### [Task to complete]
Write out each entry again. Keep every word exactly as it is.

### [Material provided]
┄┄┄┄┄┄┄┄┄┄┄┄┄┄┄┄┄┄┄┄

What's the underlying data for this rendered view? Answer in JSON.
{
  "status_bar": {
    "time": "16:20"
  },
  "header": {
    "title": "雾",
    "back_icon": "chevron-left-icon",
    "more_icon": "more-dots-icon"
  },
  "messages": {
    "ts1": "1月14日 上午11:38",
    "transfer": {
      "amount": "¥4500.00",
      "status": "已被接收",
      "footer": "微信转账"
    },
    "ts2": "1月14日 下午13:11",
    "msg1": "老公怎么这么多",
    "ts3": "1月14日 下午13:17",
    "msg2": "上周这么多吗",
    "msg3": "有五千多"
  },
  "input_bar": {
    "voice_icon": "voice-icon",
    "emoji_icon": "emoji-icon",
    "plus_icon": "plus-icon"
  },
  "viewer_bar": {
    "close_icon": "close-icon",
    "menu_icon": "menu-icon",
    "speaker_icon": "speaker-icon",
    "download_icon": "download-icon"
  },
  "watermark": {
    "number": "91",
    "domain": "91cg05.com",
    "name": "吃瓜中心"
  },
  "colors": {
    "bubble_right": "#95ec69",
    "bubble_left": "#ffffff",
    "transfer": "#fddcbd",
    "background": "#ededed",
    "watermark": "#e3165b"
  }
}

┄┄┄┄┄┄┄┄┄┄┄┄┄┄┄┄┄┄┄┄

### [Solution for this problem]
What's the underlying data for this rendered view? Answer in JSON.
{
  "status_bar": {
    "time": "16:20"
  },
  "header": {
    "title": "雾",
    "back_icon": "chevron-left-icon",
    "more_icon": "more-dots-icon"
  },
  "messages": {
    "ts1": "1月14日 上午11:38",
    "transfer": {
      "amount": "¥4500.00",
      "status": "已被接收",
      "footer": "微信转账"
    },
    "ts2": "1月14日 下午13:11",
    "msg1": "老公怎么这么多",
    "ts3": "1月14日 下午13:17",
    "msg2": "上周这么多吗",
    "msg3": "有五千多"
  },
  "input_bar": {
    "voice_icon": "voice-icon",
    "emoji_icon": "emoji-icon",
    "plus_icon": "plus-icon"
  },
  "viewer_bar": {
    "close_icon": "close-icon",
    "menu_icon": "menu-icon",
    "speaker_icon": "speaker-icon",
    "download_icon": "download-icon"
  },
  "watermark": {
    "number": "91",
    "domain": "91cg05.com",
    "name": "吃瓜中心"
  },
  "colors": {
    "bubble_right": "#95ec69",
    "bubble_left": "#ffffff",
    "transfer": "#fddcbd",
    "background": "#ededed",
    "watermark": "#e3165b"
  }
}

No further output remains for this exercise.